◆ **TASK STATEMENT**:
Exclude the pictures and reproduce the remaining data exactly as written.

◆ **DATA SUPPLIED**:

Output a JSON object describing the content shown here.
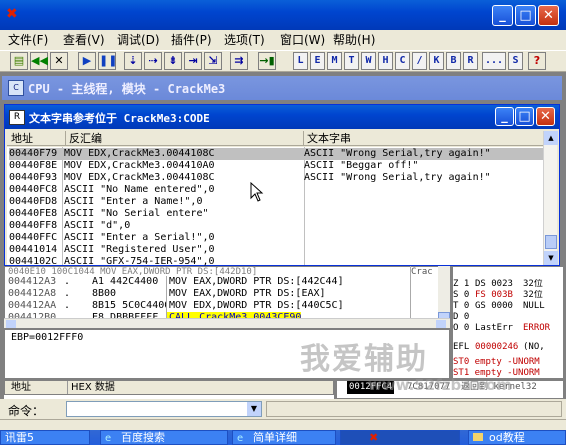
{
  "window": {
    "title_icon": "x-bug-icon"
  },
  "menu": [
    "文件(F)",
    "查看(V)",
    "调试(D)",
    "插件(P)",
    "选项(T)",
    "窗口(W)",
    "帮助(H)"
  ],
  "toolbar_letters": [
    "L",
    "E",
    "M",
    "T",
    "W",
    "H",
    "C",
    "/",
    "K",
    "B",
    "R",
    "...",
    "S"
  ],
  "cpu": {
    "title": "CPU - 主线程, 模块 - CrackMe3"
  },
  "strings_window": {
    "title": "文本字串参考位于 CrackMe3:CODE",
    "headers": [
      "地址",
      "反汇编",
      "文本字串"
    ],
    "rows": [
      [
        "00440F79",
        "MOV EDX,CrackMe3.0044108C",
        "ASCII \"Wrong Serial,try again!\""
      ],
      [
        "00440F8E",
        "MOV EDX,CrackMe3.004410A0",
        "ASCII \"Beggar off!\""
      ],
      [
        "00440F93",
        "MOV EDX,CrackMe3.0044108C",
        "ASCII \"Wrong Serial,try again!\""
      ],
      [
        "00440FC8",
        "ASCII \"No Name entered\",0",
        ""
      ],
      [
        "00440FD8",
        "ASCII \"Enter a Name!\",0",
        ""
      ],
      [
        "00440FE8",
        "ASCII \"No Serial entere\"",
        ""
      ],
      [
        "00440FF8",
        "ASCII \"d\",0",
        ""
      ],
      [
        "00440FFC",
        "ASCII \"Enter a Serial!\",0",
        ""
      ],
      [
        "00441014",
        "ASCII \"Registered User\",0",
        ""
      ],
      [
        "0044102C",
        "ASCII \"GFX-754-IER-954\",0",
        ""
      ]
    ]
  },
  "disasm": {
    "partial_top": "0040E10  100C1044  MOV EAX,DWORD PTR DS:[442D10]",
    "rows": [
      [
        "004412A3",
        ".",
        "A1 442C4400",
        "MOV EAX,DWORD PTR DS:[442C44]"
      ],
      [
        "004412A8",
        ".",
        "8B00",
        "MOV EAX,DWORD PTR DS:[EAX]"
      ],
      [
        "004412AA",
        ".",
        "8B15 5C0C4400",
        "MOV EDX,DWORD PTR DS:[440C5C]"
      ],
      [
        "004412B0",
        ".",
        "E8 DBBBFFFF",
        "CALL CrackMe3.0043CE90"
      ]
    ],
    "info": "EBP=0012FFF0",
    "side_partial": [
      "Crac",
      "Crac"
    ]
  },
  "registers": {
    "rows": [
      [
        "Z 1",
        "DS 0023",
        "32位"
      ],
      [
        "S 0",
        "FS 003B",
        "32位"
      ],
      [
        "T 0",
        "GS 0000",
        "NULL"
      ],
      [
        "D 0",
        "",
        ""
      ],
      [
        "O 0",
        "LastErr",
        "ERROR"
      ]
    ],
    "efl_label": "EFL",
    "efl_value": "00000246",
    "efl_flags": "(NO,",
    "st0": "ST0 empty -UNORM",
    "st1": "ST1 empty -UNORM"
  },
  "dump": {
    "header_addr": "地址",
    "header_hex": "HEX 数据"
  },
  "stack": {
    "highlight": "0012FFC4",
    "value": "7C817077",
    "comment": "返回到 kernel32"
  },
  "command": {
    "label": "命令：",
    "value": ""
  },
  "taskbar": [
    {
      "label": "讯雷5"
    },
    {
      "label": "百度搜索"
    },
    {
      "label": "简单详细"
    },
    {
      "label": ""
    },
    {
      "label": "od教程"
    }
  ],
  "watermark": {
    "text": "我爱辅助",
    "url": "www.52fzba.com"
  },
  "colors": {
    "accent": "#0a246a",
    "highlight_yellow": "#ffff00",
    "error_red": "#c00000"
  }
}
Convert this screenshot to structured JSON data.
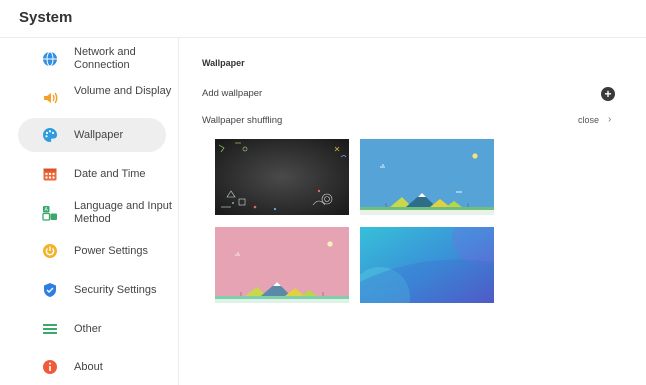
{
  "app": {
    "title": "System"
  },
  "sidebar": {
    "items": [
      {
        "label": "Network and Connection",
        "icon": "globe-icon",
        "color": "#2f8fe0"
      },
      {
        "label": "Volume and Display",
        "icon": "volume-icon",
        "color": "#f2a22a"
      },
      {
        "label": "Wallpaper",
        "icon": "palette-icon",
        "color": "#2f9be0",
        "selected": true
      },
      {
        "label": "Date and Time",
        "icon": "calendar-icon",
        "color": "#ee6a3a"
      },
      {
        "label": "Language and Input Method",
        "icon": "language-icon",
        "color": "#3aa86a"
      },
      {
        "label": "Power Settings",
        "icon": "power-icon",
        "color": "#f2b22a"
      },
      {
        "label": "Security Settings",
        "icon": "shield-icon",
        "color": "#2f7fe0"
      },
      {
        "label": "Other",
        "icon": "list-icon",
        "color": "#3aa86a"
      },
      {
        "label": "About",
        "icon": "info-icon",
        "color": "#ee5a3a"
      }
    ]
  },
  "main": {
    "section_title": "Wallpaper",
    "add_wallpaper_label": "Add wallpaper",
    "add_icon": "plus-circle-icon",
    "shuffling_label": "Wallpaper shuffling",
    "shuffling_value": "close",
    "chevron": "›",
    "wallpapers": [
      {
        "name": "dark-doodle",
        "selected": true
      },
      {
        "name": "blue-landscape"
      },
      {
        "name": "pink-landscape"
      },
      {
        "name": "blue-gradient"
      }
    ]
  },
  "colors": {
    "selected_bg": "#eeeeee",
    "divider": "#ececec",
    "add_button": "#3a3a3a"
  }
}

◆ **RIGHT ANSWER**:
Output a JSON object describing the content shown here.
{
  "window": {
    "title_icon": "x-bug-icon"
  },
  "menu": [
    "文件(F)",
    "查看(V)",
    "调试(D)",
    "插件(P)",
    "选项(T)",
    "窗口(W)",
    "帮助(H)"
  ],
  "toolbar_letters": [
    "L",
    "E",
    "M",
    "T",
    "W",
    "H",
    "C",
    "/",
    "K",
    "B",
    "R",
    "...",
    "S"
  ],
  "cpu": {
    "title": "CPU - 主线程, 模块 - CrackMe3"
  },
  "strings_window": {
    "title": "文本字串参考位于 CrackMe3:CODE",
    "headers": [
      "地址",
      "反汇编",
      "文本字串"
    ],
    "rows": [
      [
        "00440F79",
        "MOV EDX,CrackMe3.0044108C",
        "ASCII \"Wrong Serial,try again!\""
      ],
      [
        "00440F8E",
        "MOV EDX,CrackMe3.004410A0",
        "ASCII \"Beggar off!\""
      ],
      [
        "00440F93",
        "MOV EDX,CrackMe3.0044108C",
        "ASCII \"Wrong Serial,try again!\""
      ],
      [
        "00440FC8",
        "ASCII \"No Name entered\",0",
        ""
      ],
      [
        "00440FD8",
        "ASCII \"Enter a Name!\",0",
        ""
      ],
      [
        "00440FE8",
        "ASCII \"No Serial entere\"",
        ""
      ],
      [
        "00440FF8",
        "ASCII \"d\",0",
        ""
      ],
      [
        "00440FFC",
        "ASCII \"Enter a Serial!\",0",
        ""
      ],
      [
        "00441014",
        "ASCII \"Registered User\",0",
        ""
      ],
      [
        "0044102C",
        "ASCII \"GFX-754-IER-954\",0",
        ""
      ]
    ]
  },
  "disasm": {
    "partial_top": "0040E10  100C1044  MOV EAX,DWORD PTR DS:[442D10]",
    "rows": [
      [
        "004412A3",
        ".",
        "A1 442C4400",
        "MOV EAX,DWORD PTR DS:[442C44]"
      ],
      [
        "004412A8",
        ".",
        "8B00",
        "MOV EAX,DWORD PTR DS:[EAX]"
      ],
      [
        "004412AA",
        ".",
        "8B15 5C0C4400",
        "MOV EDX,DWORD PTR DS:[440C5C]"
      ],
      [
        "004412B0",
        ".",
        "E8 DBBBFFFF",
        "CALL CrackMe3.0043CE90"
      ]
    ],
    "info": "EBP=0012FFF0",
    "side_partial": [
      "Crac",
      "Crac"
    ]
  },
  "registers": {
    "rows": [
      [
        "Z 1",
        "DS 0023",
        "32位"
      ],
      [
        "S 0",
        "FS 003B",
        "32位"
      ],
      [
        "T 0",
        "GS 0000",
        "NULL"
      ],
      [
        "D 0",
        "",
        ""
      ],
      [
        "O 0",
        "LastErr",
        "ERROR"
      ]
    ],
    "efl_label": "EFL",
    "efl_value": "00000246",
    "efl_flags": "(NO,",
    "st0": "ST0 empty -UNORM",
    "st1": "ST1 empty -UNORM"
  },
  "dump": {
    "header_addr": "地址",
    "header_hex": "HEX 数据"
  },
  "stack": {
    "highlight": "0012FFC4",
    "value": "7C817077",
    "comment": "返回到 kernel32"
  },
  "command": {
    "label": "命令：",
    "value": ""
  },
  "taskbar": [
    {
      "label": "讯雷5"
    },
    {
      "label": "百度搜索"
    },
    {
      "label": "简单详细"
    },
    {
      "label": ""
    },
    {
      "label": "od教程"
    }
  ],
  "watermark": {
    "text": "我爱辅助",
    "url": "www.52fzba.com"
  },
  "colors": {
    "accent": "#0a246a",
    "highlight_yellow": "#ffff00",
    "error_red": "#c00000"
  }
}
Convert this screenshot to structured JSON data.
{
  "app": {
    "title": "System"
  },
  "sidebar": {
    "items": [
      {
        "label": "Network and Connection",
        "icon": "globe-icon",
        "color": "#2f8fe0"
      },
      {
        "label": "Volume and Display",
        "icon": "volume-icon",
        "color": "#f2a22a"
      },
      {
        "label": "Wallpaper",
        "icon": "palette-icon",
        "color": "#2f9be0",
        "selected": true
      },
      {
        "label": "Date and Time",
        "icon": "calendar-icon",
        "color": "#ee6a3a"
      },
      {
        "label": "Language and Input Method",
        "icon": "language-icon",
        "color": "#3aa86a"
      },
      {
        "label": "Power Settings",
        "icon": "power-icon",
        "color": "#f2b22a"
      },
      {
        "label": "Security Settings",
        "icon": "shield-icon",
        "color": "#2f7fe0"
      },
      {
        "label": "Other",
        "icon": "list-icon",
        "color": "#3aa86a"
      },
      {
        "label": "About",
        "icon": "info-icon",
        "color": "#ee5a3a"
      }
    ]
  },
  "main": {
    "section_title": "Wallpaper",
    "add_wallpaper_label": "Add wallpaper",
    "add_icon": "plus-circle-icon",
    "shuffling_label": "Wallpaper shuffling",
    "shuffling_value": "close",
    "chevron": "›",
    "wallpapers": [
      {
        "name": "dark-doodle",
        "selected": true
      },
      {
        "name": "blue-landscape"
      },
      {
        "name": "pink-landscape"
      },
      {
        "name": "blue-gradient"
      }
    ]
  },
  "colors": {
    "selected_bg": "#eeeeee",
    "divider": "#ececec",
    "add_button": "#3a3a3a"
  }
}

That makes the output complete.